◆ What to work on ◆
Show all lines from the data that include the word "temperature".

++++++++

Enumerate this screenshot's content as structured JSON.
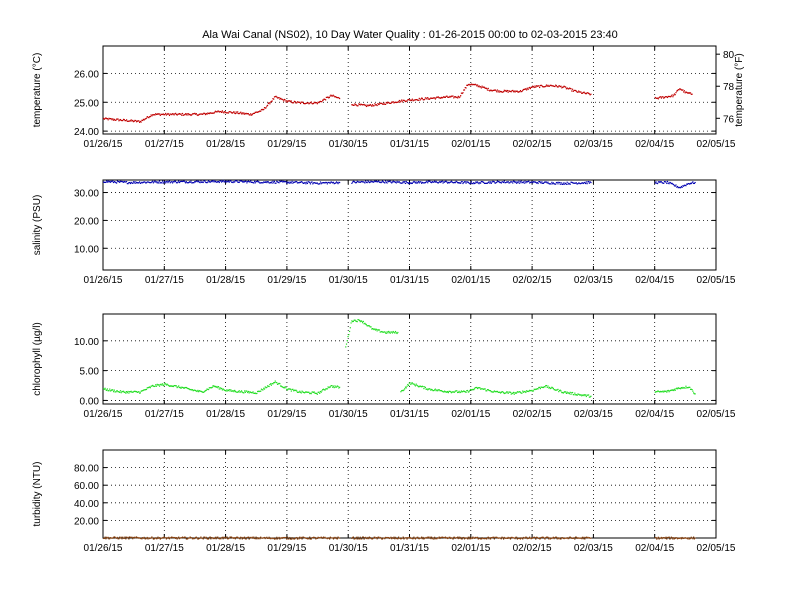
{
  "figure": {
    "title": "Ala Wai Canal (NS02), 10 Day Water Quality : 01-26-2015 00:00 to 02-03-2015 23:40"
  },
  "chart_data": [
    {
      "type": "scatter",
      "ylabel": "temperature (°C)",
      "y2label": "temperature (°F)",
      "x_tick_labels": [
        "01/26/15",
        "01/27/15",
        "01/28/15",
        "01/29/15",
        "01/30/15",
        "01/31/15",
        "02/01/15",
        "02/02/15",
        "02/03/15",
        "02/04/15",
        "02/05/15"
      ],
      "xlim": [
        0,
        10
      ],
      "ylim": [
        23.9,
        26.95
      ],
      "y_ticks": [
        24.0,
        25.0,
        26.0
      ],
      "y_tick_labels": [
        "24.00",
        "25.00",
        "26.00"
      ],
      "y2_ticks_f": [
        76,
        78,
        80
      ],
      "y2_tick_labels": [
        "76",
        "78",
        "80"
      ],
      "grid": true,
      "color": "#c00000",
      "segments": [
        {
          "x": [
            0.0,
            0.3,
            0.6,
            0.8,
            1.0,
            1.3,
            1.6,
            1.9,
            2.2,
            2.4,
            2.6,
            2.8,
            3.0,
            3.2,
            3.5,
            3.72,
            3.85
          ],
          "y": [
            24.45,
            24.4,
            24.35,
            24.6,
            24.6,
            24.6,
            24.6,
            24.7,
            24.65,
            24.6,
            24.75,
            25.2,
            25.05,
            25.0,
            25.0,
            25.25,
            25.15
          ]
        },
        {
          "x": [
            4.05,
            4.3,
            4.5,
            4.8,
            5.0,
            5.3,
            5.6,
            5.8,
            5.95,
            6.1,
            6.3,
            6.5,
            6.8,
            7.0,
            7.3,
            7.5,
            7.7,
            7.8,
            7.95
          ],
          "y": [
            24.95,
            24.9,
            24.95,
            25.05,
            25.1,
            25.15,
            25.2,
            25.2,
            25.65,
            25.6,
            25.45,
            25.4,
            25.4,
            25.55,
            25.6,
            25.55,
            25.4,
            25.35,
            25.3
          ]
        },
        {
          "x": [
            9.0,
            9.15,
            9.3,
            9.4,
            9.5,
            9.6
          ],
          "y": [
            25.15,
            25.2,
            25.25,
            25.5,
            25.35,
            25.3
          ]
        }
      ]
    },
    {
      "type": "scatter",
      "ylabel": "salinity (PSU)",
      "x_tick_labels": [
        "01/26/15",
        "01/27/15",
        "01/28/15",
        "01/29/15",
        "01/30/15",
        "01/31/15",
        "02/01/15",
        "02/02/15",
        "02/03/15",
        "02/04/15",
        "02/05/15"
      ],
      "xlim": [
        0,
        10
      ],
      "ylim": [
        2.2,
        34.5
      ],
      "y_ticks": [
        10,
        20,
        30
      ],
      "y_tick_labels": [
        "10.00",
        "20.00",
        "30.00"
      ],
      "grid": true,
      "color": "#0000b0",
      "segments": [
        {
          "x": [
            0.0,
            0.4,
            0.9,
            1.5,
            2.0,
            2.5,
            3.0,
            3.5,
            3.85
          ],
          "y": [
            34.2,
            33.8,
            34.0,
            34.1,
            34.2,
            34.0,
            33.9,
            33.6,
            33.8
          ]
        },
        {
          "x": [
            4.05,
            4.5,
            5.0,
            5.5,
            6.0,
            6.5,
            7.0,
            7.5,
            7.95
          ],
          "y": [
            33.9,
            34.1,
            33.8,
            34.0,
            33.7,
            34.0,
            33.9,
            33.5,
            33.8
          ]
        },
        {
          "x": [
            9.0,
            9.2,
            9.4,
            9.55,
            9.65
          ],
          "y": [
            33.8,
            33.8,
            32.0,
            33.5,
            33.8
          ]
        }
      ]
    },
    {
      "type": "scatter",
      "ylabel": "chlorophyll (µg/l)",
      "x_tick_labels": [
        "01/26/15",
        "01/27/15",
        "01/28/15",
        "01/29/15",
        "01/30/15",
        "01/31/15",
        "02/01/15",
        "02/02/15",
        "02/03/15",
        "02/04/15",
        "02/05/15"
      ],
      "xlim": [
        0,
        10
      ],
      "ylim": [
        -0.6,
        14.5
      ],
      "y_ticks": [
        0,
        5,
        10
      ],
      "y_tick_labels": [
        "0.00",
        "5.00",
        "10.00"
      ],
      "grid": true,
      "color": "#22dd22",
      "segments": [
        {
          "x": [
            0.0,
            0.3,
            0.6,
            0.8,
            1.0,
            1.3,
            1.6,
            1.8,
            2.0,
            2.2,
            2.5,
            2.8,
            3.0,
            3.2,
            3.5,
            3.7,
            3.85
          ],
          "y": [
            2.0,
            1.5,
            1.5,
            2.5,
            2.8,
            2.2,
            1.5,
            2.5,
            1.8,
            1.6,
            1.4,
            3.2,
            2.0,
            1.5,
            1.3,
            2.5,
            2.3
          ]
        },
        {
          "x": [
            3.95,
            4.05,
            4.2,
            4.4,
            4.6,
            4.8
          ],
          "y": [
            9.0,
            13.5,
            13.5,
            12.0,
            11.5,
            11.5
          ]
        },
        {
          "x": [
            4.85,
            5.0,
            5.3,
            5.6,
            5.9,
            6.1,
            6.4,
            6.7,
            7.0,
            7.2,
            7.5,
            7.8,
            7.95
          ],
          "y": [
            1.5,
            3.0,
            2.0,
            1.6,
            1.5,
            2.2,
            1.5,
            1.3,
            1.8,
            2.5,
            1.5,
            1.0,
            0.8
          ]
        },
        {
          "x": [
            9.0,
            9.2,
            9.4,
            9.55,
            9.65
          ],
          "y": [
            1.5,
            1.6,
            2.2,
            2.4,
            1.2
          ]
        }
      ]
    },
    {
      "type": "scatter",
      "ylabel": "turbidity (NTU)",
      "x_tick_labels": [
        "01/26/15",
        "01/27/15",
        "01/28/15",
        "01/29/15",
        "01/30/15",
        "01/31/15",
        "02/01/15",
        "02/02/15",
        "02/03/15",
        "02/04/15",
        "02/05/15"
      ],
      "xlim": [
        0,
        10
      ],
      "ylim": [
        0,
        100
      ],
      "y_ticks": [
        20,
        40,
        60,
        80
      ],
      "y_tick_labels": [
        "20.00",
        "40.00",
        "60.00",
        "80.00"
      ],
      "grid": true,
      "color": "#8b4513",
      "segments": [
        {
          "x": [
            0.0,
            1.0,
            2.0,
            3.0,
            3.85
          ],
          "y": [
            0.8,
            0.6,
            0.7,
            0.5,
            0.6
          ]
        },
        {
          "x": [
            4.05,
            5.0,
            6.0,
            7.0,
            7.95
          ],
          "y": [
            0.6,
            0.5,
            0.6,
            0.5,
            0.6
          ]
        },
        {
          "x": [
            9.0,
            9.65
          ],
          "y": [
            0.5,
            0.6
          ]
        }
      ]
    }
  ]
}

++++++++

◆ Complete answer ◆
      "ylabel": "temperature (°C)",
      "y2label": "temperature (°F)",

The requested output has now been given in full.